_Task statement_
Render the records as a JSON list of strings, one string per line with blank lines omitted, starting at the first line of the records and ending at the line that contains "Localize all elements.", with that line included.

_Stored data_
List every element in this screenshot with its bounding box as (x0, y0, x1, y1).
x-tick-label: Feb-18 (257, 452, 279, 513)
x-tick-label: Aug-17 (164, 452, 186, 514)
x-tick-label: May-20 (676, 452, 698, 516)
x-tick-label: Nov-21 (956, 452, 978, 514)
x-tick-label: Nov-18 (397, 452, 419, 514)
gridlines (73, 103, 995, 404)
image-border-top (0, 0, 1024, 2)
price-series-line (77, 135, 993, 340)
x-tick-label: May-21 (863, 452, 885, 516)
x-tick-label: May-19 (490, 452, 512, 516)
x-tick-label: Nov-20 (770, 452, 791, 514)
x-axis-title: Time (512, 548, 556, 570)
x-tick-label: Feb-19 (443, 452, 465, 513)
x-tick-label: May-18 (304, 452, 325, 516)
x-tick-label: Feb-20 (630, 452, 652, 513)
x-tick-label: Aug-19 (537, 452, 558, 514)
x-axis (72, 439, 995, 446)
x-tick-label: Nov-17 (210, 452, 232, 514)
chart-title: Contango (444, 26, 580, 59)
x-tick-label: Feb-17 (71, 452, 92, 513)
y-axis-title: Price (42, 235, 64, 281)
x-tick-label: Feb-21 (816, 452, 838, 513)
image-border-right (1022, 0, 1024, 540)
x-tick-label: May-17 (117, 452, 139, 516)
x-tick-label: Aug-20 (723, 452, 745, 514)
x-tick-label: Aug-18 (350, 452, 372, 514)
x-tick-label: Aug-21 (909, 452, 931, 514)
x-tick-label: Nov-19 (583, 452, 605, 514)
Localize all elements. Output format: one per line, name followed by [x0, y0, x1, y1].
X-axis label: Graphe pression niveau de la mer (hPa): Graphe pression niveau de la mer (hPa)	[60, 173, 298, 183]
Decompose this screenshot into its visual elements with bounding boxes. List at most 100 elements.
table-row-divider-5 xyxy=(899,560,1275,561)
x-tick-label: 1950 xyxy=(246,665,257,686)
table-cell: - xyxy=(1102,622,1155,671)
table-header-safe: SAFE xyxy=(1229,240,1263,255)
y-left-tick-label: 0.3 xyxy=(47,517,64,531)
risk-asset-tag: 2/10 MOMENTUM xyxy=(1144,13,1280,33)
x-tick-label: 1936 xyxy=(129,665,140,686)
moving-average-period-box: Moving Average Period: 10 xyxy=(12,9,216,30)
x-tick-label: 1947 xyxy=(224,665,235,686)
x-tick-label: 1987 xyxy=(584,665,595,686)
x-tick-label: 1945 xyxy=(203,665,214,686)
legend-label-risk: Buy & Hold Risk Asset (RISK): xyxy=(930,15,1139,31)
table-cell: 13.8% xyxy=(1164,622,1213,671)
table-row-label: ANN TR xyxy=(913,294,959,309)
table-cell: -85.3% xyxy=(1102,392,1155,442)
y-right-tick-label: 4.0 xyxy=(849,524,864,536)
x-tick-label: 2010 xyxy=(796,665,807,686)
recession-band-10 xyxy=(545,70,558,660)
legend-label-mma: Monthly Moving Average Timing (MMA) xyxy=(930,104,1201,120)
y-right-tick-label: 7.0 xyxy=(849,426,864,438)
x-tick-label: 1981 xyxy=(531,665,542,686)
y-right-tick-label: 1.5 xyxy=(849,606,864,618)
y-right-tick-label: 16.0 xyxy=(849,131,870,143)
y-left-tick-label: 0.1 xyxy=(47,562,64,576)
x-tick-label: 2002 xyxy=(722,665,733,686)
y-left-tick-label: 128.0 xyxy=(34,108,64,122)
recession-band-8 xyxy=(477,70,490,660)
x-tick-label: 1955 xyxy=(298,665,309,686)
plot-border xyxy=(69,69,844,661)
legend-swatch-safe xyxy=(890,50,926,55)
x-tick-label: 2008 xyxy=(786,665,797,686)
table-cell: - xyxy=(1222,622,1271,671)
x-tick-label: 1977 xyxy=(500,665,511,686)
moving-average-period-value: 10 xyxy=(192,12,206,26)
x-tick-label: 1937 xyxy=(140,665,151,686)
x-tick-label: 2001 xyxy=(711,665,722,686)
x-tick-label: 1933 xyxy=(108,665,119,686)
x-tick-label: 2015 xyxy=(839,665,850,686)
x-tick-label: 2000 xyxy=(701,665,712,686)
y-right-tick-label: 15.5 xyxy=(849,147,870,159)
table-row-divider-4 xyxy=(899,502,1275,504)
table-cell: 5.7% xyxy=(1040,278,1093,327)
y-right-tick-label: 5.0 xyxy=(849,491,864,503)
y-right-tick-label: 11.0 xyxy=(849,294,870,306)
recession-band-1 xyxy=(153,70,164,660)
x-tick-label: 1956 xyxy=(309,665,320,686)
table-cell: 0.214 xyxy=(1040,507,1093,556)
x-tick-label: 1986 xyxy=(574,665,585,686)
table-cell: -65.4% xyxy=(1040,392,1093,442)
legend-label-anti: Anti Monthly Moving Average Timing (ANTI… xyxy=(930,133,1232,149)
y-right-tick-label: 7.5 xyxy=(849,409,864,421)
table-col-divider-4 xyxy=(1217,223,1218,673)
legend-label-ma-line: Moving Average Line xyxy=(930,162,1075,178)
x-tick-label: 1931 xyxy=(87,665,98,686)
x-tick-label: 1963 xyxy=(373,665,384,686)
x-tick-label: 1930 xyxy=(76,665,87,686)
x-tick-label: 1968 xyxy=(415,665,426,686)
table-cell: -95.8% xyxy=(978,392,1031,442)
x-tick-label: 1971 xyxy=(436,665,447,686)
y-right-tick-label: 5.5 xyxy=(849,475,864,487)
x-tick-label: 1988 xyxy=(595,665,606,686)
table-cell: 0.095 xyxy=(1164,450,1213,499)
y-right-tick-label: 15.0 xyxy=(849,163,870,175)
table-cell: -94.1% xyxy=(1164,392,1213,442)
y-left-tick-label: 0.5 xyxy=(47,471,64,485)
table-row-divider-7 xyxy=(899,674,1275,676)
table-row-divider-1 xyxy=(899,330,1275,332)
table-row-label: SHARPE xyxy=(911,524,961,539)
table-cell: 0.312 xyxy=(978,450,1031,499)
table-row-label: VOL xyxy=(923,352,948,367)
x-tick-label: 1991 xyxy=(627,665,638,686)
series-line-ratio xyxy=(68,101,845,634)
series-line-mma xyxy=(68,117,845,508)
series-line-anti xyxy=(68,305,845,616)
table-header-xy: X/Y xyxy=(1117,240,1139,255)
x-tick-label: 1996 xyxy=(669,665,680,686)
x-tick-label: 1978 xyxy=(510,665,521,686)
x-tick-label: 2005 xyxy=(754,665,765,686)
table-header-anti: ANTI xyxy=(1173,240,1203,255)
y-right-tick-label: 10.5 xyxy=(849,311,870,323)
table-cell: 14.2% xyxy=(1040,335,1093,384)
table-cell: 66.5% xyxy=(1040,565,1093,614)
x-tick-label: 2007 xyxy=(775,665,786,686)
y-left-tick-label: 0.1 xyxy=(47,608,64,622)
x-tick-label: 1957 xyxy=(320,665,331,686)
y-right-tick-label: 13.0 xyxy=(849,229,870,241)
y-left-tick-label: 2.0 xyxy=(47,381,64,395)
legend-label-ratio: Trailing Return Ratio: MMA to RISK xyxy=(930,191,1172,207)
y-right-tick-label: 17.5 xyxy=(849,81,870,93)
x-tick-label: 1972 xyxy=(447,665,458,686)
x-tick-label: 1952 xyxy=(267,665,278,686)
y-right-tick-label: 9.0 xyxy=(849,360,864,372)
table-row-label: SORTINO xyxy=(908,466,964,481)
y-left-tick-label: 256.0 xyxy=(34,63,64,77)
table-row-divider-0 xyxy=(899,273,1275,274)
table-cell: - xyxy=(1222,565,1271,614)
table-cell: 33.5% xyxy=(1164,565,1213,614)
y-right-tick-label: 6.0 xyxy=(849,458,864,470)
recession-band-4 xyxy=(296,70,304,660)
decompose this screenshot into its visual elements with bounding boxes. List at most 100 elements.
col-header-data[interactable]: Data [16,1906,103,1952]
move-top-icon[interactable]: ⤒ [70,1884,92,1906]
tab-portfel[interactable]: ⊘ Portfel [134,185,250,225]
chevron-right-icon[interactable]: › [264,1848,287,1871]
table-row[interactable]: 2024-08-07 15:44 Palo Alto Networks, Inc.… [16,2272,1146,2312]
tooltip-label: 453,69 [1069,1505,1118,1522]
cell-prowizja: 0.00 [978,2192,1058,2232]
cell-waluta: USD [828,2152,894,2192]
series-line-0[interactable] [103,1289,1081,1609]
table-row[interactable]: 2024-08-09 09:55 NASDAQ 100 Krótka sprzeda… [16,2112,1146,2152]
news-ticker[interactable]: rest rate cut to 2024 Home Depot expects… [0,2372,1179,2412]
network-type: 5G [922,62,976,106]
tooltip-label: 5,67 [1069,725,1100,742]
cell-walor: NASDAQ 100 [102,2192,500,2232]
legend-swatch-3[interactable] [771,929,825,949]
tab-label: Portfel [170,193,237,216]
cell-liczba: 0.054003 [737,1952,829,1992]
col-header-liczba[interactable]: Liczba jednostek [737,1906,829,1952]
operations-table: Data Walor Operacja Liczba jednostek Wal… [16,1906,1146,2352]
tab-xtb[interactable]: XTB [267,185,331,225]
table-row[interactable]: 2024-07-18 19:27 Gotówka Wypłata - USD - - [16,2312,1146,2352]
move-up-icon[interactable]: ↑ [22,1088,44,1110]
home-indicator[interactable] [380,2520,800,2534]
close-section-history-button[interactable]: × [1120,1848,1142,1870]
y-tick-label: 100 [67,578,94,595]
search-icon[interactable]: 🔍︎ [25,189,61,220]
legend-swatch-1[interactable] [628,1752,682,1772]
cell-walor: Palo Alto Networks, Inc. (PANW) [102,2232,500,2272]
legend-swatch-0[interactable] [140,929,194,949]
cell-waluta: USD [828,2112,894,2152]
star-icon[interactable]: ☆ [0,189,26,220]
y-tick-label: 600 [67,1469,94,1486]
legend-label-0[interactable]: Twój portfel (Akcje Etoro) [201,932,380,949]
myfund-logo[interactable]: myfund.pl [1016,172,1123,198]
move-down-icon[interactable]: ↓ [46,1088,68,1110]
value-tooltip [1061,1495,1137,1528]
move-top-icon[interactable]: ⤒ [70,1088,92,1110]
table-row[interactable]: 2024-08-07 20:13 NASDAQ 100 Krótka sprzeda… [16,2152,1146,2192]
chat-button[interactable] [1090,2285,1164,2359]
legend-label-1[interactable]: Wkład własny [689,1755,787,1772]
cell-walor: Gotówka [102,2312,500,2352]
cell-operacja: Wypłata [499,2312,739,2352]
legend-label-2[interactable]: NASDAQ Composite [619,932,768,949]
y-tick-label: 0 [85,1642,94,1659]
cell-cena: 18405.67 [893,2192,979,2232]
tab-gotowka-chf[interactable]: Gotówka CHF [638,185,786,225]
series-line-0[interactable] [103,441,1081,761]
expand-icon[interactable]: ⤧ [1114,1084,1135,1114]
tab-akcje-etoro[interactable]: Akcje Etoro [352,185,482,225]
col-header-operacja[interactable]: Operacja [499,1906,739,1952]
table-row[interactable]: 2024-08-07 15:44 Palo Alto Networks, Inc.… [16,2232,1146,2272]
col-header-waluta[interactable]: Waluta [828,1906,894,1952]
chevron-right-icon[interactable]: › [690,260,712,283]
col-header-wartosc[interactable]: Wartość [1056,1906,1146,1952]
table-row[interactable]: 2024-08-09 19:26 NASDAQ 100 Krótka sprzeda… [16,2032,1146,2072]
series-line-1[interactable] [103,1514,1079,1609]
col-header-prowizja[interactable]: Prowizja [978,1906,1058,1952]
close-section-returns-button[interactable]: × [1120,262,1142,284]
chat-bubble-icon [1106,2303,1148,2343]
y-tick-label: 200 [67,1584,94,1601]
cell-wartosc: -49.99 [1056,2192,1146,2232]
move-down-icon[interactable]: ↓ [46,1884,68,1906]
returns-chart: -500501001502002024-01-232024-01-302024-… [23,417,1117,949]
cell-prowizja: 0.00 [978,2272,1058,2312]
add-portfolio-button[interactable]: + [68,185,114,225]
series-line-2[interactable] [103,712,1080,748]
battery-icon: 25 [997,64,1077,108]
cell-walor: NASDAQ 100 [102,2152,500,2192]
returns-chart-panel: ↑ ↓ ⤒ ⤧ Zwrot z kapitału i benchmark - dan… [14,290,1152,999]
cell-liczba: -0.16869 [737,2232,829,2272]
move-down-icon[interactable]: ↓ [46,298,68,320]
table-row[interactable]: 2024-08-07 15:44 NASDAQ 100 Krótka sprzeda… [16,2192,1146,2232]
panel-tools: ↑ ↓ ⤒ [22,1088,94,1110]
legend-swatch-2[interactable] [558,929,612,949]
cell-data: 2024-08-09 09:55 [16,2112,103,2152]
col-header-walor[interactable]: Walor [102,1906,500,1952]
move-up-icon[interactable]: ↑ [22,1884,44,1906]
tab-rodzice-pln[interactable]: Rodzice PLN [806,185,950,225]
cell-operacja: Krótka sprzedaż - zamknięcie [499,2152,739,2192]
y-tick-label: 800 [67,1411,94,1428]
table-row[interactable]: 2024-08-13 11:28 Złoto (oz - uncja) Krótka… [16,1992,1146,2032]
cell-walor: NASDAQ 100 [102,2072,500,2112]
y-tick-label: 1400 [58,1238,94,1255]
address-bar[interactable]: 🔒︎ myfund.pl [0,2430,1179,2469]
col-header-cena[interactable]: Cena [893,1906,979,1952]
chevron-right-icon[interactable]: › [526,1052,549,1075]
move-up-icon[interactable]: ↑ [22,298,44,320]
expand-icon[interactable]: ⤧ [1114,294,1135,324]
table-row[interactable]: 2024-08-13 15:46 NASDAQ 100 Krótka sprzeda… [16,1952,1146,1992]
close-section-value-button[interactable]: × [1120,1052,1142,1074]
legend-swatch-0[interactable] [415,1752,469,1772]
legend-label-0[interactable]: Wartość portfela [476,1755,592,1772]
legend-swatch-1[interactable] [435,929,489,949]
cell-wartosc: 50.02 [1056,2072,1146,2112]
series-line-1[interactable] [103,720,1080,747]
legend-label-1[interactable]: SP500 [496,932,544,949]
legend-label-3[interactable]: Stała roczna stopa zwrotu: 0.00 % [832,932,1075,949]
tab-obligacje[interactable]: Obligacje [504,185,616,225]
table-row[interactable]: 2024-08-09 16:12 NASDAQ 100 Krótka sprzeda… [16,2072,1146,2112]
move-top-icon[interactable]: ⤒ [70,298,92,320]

_Response_
[
  "List every element in this screenshot with its bounding box as (x0, y0, x1, y1).",
  "x-tick-label: Feb-18 (257, 452, 279, 513)",
  "x-tick-label: Aug-17 (164, 452, 186, 514)",
  "x-tick-label: May-20 (676, 452, 698, 516)",
  "x-tick-label: Nov-21 (956, 452, 978, 514)",
  "x-tick-label: Nov-18 (397, 452, 419, 514)",
  "gridlines (73, 103, 995, 404)",
  "image-border-top (0, 0, 1024, 2)",
  "price-series-line (77, 135, 993, 340)",
  "x-tick-label: May-21 (863, 452, 885, 516)",
  "x-tick-label: May-19 (490, 452, 512, 516)",
  "x-tick-label: Nov-20 (770, 452, 791, 514)",
  "x-axis-title: Time (512, 548, 556, 570)",
  "x-tick-label: Feb-19 (443, 452, 465, 513)",
  "x-tick-label: May-18 (304, 452, 325, 516)",
  "x-tick-label: Feb-20 (630, 452, 652, 513)",
  "x-tick-label: Aug-19 (537, 452, 558, 514)",
  "x-axis (72, 439, 995, 446)",
  "x-tick-label: Nov-17 (210, 452, 232, 514)",
  "chart-title: Contango (444, 26, 580, 59)",
  "x-tick-label: Feb-17 (71, 452, 92, 513)",
  "y-axis-title: Price (42, 235, 64, 281)",
  "x-tick-label: Feb-21 (816, 452, 838, 513)",
  "image-border-right (1022, 0, 1024, 540)",
  "x-tick-label: May-17 (117, 452, 139, 516)",
  "x-tick-label: Aug-20 (723, 452, 745, 514)",
  "x-tick-label: Aug-18 (350, 452, 372, 514)",
  "x-tick-label: Aug-21 (909, 452, 931, 514)",
  "x-tick-label: Nov-19 (583, 452, 605, 514)",
  "Localize all elements. Output format: one per line, name followed by [x0, y0, x1, y1]."
]